##### THE DATA #####

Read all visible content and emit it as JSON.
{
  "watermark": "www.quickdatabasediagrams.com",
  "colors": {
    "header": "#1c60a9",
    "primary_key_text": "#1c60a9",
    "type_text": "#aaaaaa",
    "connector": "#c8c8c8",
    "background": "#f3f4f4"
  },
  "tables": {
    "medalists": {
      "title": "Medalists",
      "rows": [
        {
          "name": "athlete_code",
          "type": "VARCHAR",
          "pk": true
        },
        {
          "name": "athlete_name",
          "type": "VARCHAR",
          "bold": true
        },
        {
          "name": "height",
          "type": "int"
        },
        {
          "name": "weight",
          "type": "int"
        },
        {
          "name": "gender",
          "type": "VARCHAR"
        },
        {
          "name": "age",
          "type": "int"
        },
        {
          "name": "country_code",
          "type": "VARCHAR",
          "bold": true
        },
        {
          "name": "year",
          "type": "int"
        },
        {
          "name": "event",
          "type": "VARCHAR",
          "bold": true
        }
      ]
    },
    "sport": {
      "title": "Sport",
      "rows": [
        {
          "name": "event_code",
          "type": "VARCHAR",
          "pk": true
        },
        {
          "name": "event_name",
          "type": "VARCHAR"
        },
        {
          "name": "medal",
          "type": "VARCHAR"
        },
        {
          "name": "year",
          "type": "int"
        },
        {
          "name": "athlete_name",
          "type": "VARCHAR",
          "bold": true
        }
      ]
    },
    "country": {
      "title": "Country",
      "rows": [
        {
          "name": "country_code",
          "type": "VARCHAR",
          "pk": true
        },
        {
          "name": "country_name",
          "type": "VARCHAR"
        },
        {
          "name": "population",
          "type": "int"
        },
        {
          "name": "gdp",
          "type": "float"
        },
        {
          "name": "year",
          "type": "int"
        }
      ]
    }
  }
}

#####

▶ **WRITTEN PROBLEM**
Scan the material above. Copy each line that holds the word "title".

▶ **OUTPUT OF THE EXERCISE**
      "title": "Medalists",
      "title": "Sport",
      "title": "Country",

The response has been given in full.